(Collection entries)
★ ★ ★ ★ ★

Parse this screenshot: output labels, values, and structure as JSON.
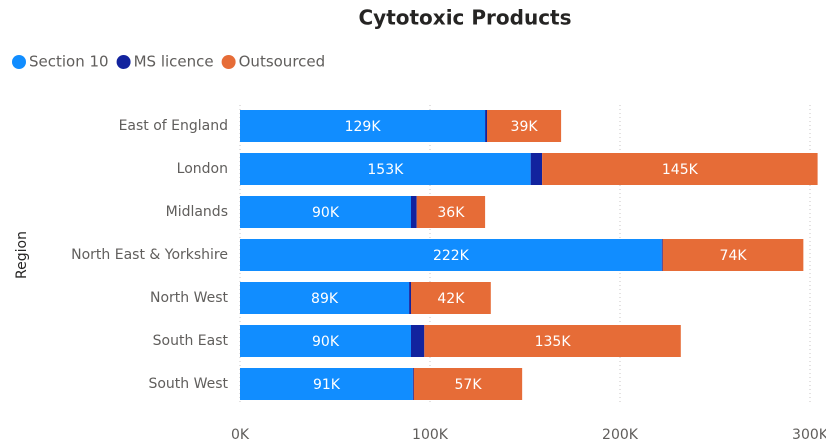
{
  "chart_data": {
    "type": "stacked_bar_horizontal",
    "title": "Cytotoxic Products",
    "y_axis_label": "Region",
    "categories": [
      "East of England",
      "London",
      "Midlands",
      "North East & Yorkshire",
      "North West",
      "South East",
      "South West"
    ],
    "series": [
      {
        "name": "Section 10",
        "color": "#118dff",
        "values": [
          129000,
          153000,
          90000,
          222000,
          89000,
          90000,
          91000
        ],
        "value_labels": [
          "129K",
          "153K",
          "90K",
          "222K",
          "89K",
          "90K",
          "91K"
        ]
      },
      {
        "name": "MS licence",
        "color": "#12239e",
        "values": [
          1000,
          6000,
          3000,
          500,
          1000,
          7000,
          500
        ]
      },
      {
        "name": "Outsourced",
        "color": "#e66c37",
        "values": [
          39000,
          145000,
          36000,
          74000,
          42000,
          135000,
          57000
        ],
        "value_labels": [
          "39K",
          "145K",
          "36K",
          "74K",
          "42K",
          "135K",
          "57K"
        ]
      }
    ],
    "xlim": [
      0,
      305000
    ],
    "xticks": [
      {
        "value": 0,
        "label": "0K"
      },
      {
        "value": 100000,
        "label": "100K"
      },
      {
        "value": 200000,
        "label": "200K"
      },
      {
        "value": 300000,
        "label": "300K"
      }
    ],
    "grid": true,
    "legend": "top-left"
  }
}
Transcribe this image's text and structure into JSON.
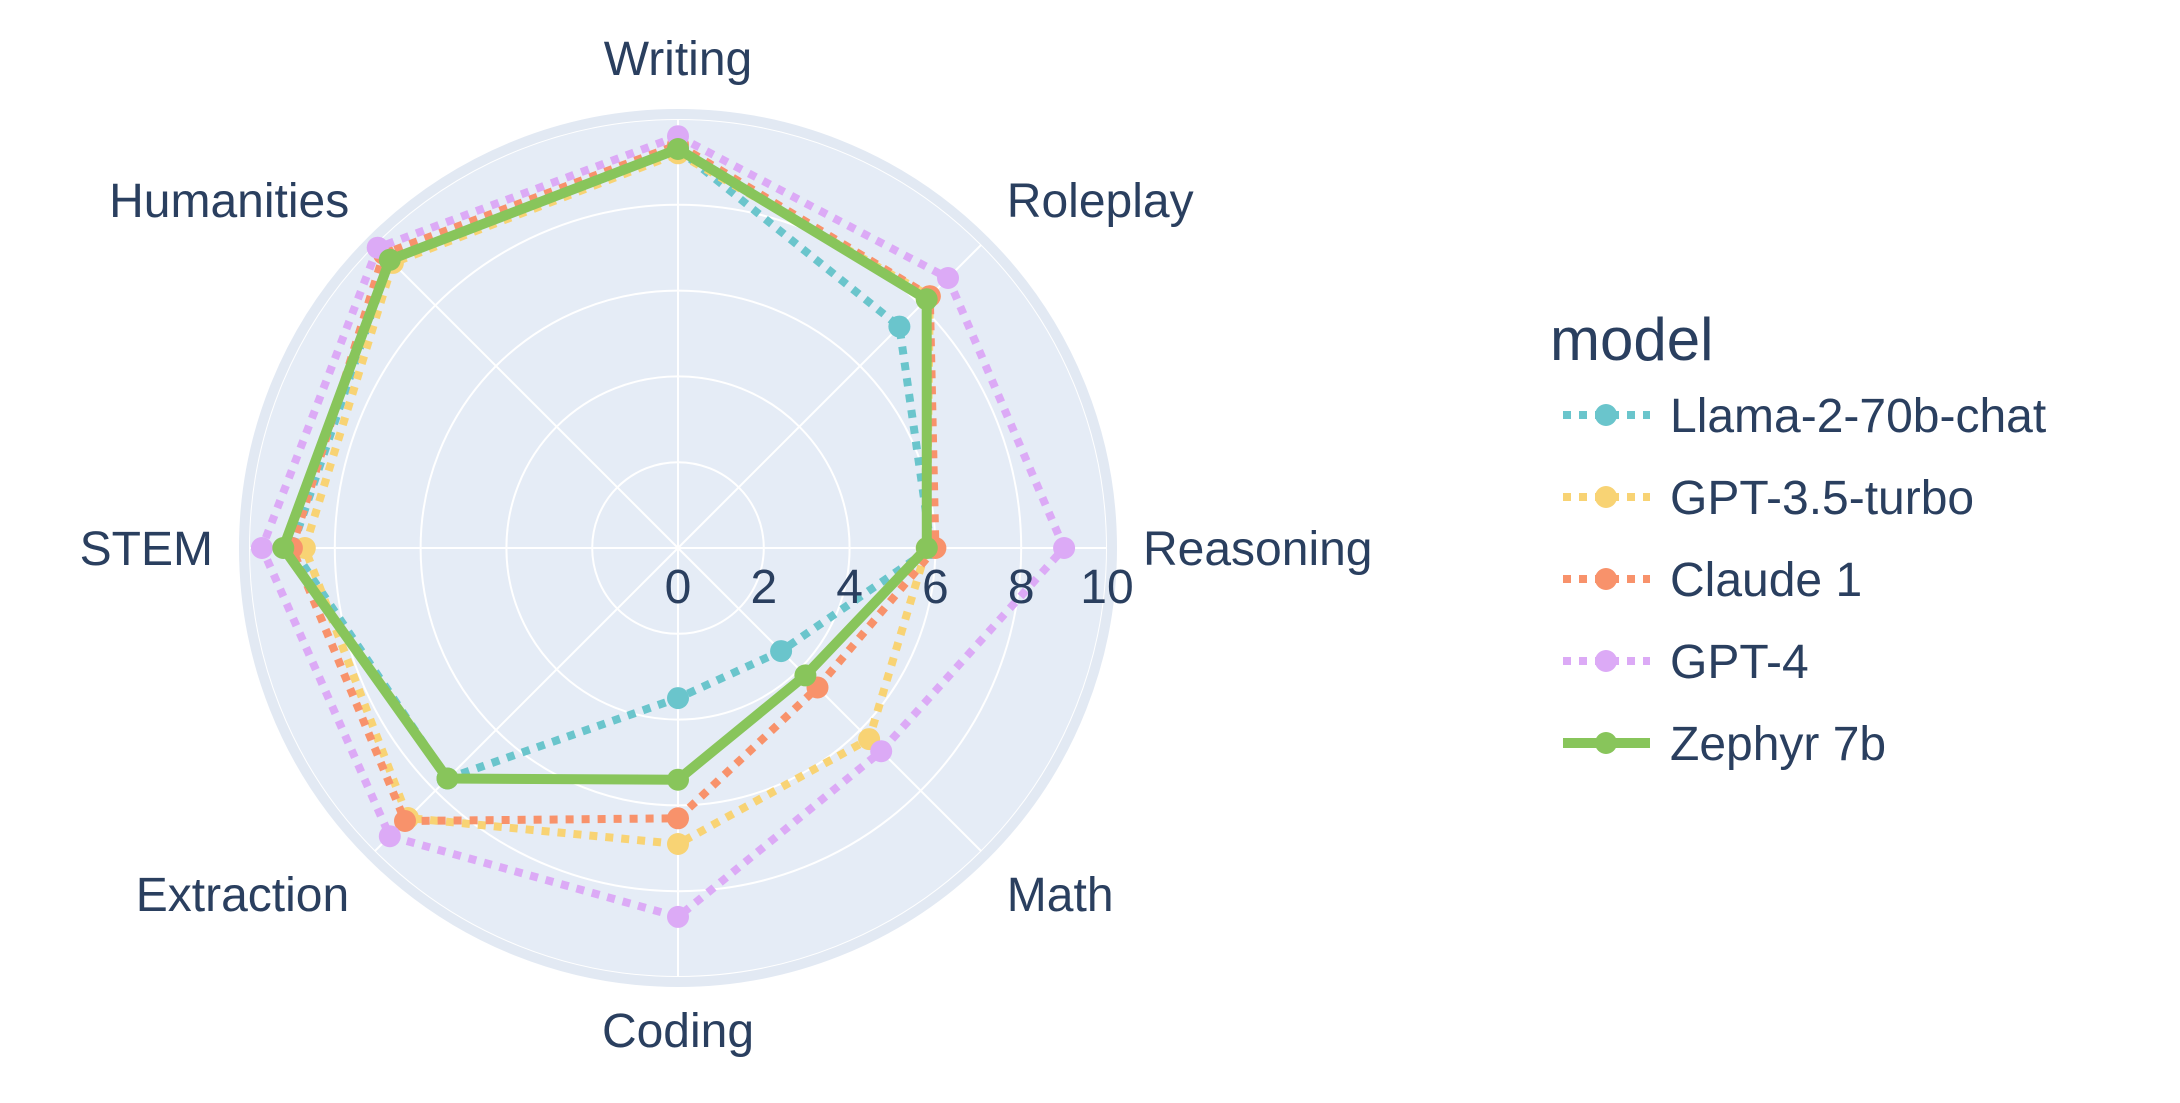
{
  "chart_data": {
    "type": "radar",
    "categories": [
      "Writing",
      "Roleplay",
      "Reasoning",
      "Math",
      "Coding",
      "Extraction",
      "STEM",
      "Humanities"
    ],
    "radial_ticks": [
      "0",
      "2",
      "4",
      "6",
      "8",
      "10"
    ],
    "rlim": [
      0,
      10
    ],
    "grid": true,
    "legend": {
      "title": "model",
      "position": "right"
    },
    "series": [
      {
        "name": "Llama-2-70b-chat",
        "values": [
          9.3,
          7.3,
          5.9,
          3.4,
          3.5,
          7.6,
          9.0,
          9.5
        ],
        "color": "#6ac5cc",
        "line_style": "dotted"
      },
      {
        "name": "GPT-3.5-turbo",
        "values": [
          9.2,
          8.3,
          5.8,
          6.3,
          6.9,
          8.9,
          8.7,
          9.4
        ],
        "color": "#f8d374",
        "line_style": "dotted"
      },
      {
        "name": "Claude 1",
        "values": [
          9.4,
          8.3,
          6.0,
          4.6,
          6.3,
          9.0,
          9.0,
          9.7
        ],
        "color": "#f8926b",
        "line_style": "dotted"
      },
      {
        "name": "GPT-4",
        "values": [
          9.6,
          8.9,
          9.0,
          6.7,
          8.6,
          9.5,
          9.7,
          9.9
        ],
        "color": "#dcaaf6",
        "line_style": "dotted"
      },
      {
        "name": "Zephyr 7b",
        "values": [
          9.3,
          8.2,
          5.8,
          4.2,
          5.4,
          7.6,
          9.2,
          9.5
        ],
        "color": "#88c55b",
        "line_style": "solid"
      }
    ]
  },
  "colors": {
    "plot_background": "#e5ecf6",
    "grid": "#ffffff",
    "text": "#2a3f5f"
  }
}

★ ★ ★ ★ ★

# [Task to carry out]
Find the lines above that contain the word "JSON" and collect them.

# [Written reply]
Parse this screenshot: output labels, values, and structure as JSON.
Transcribe this image's text and structure into JSON.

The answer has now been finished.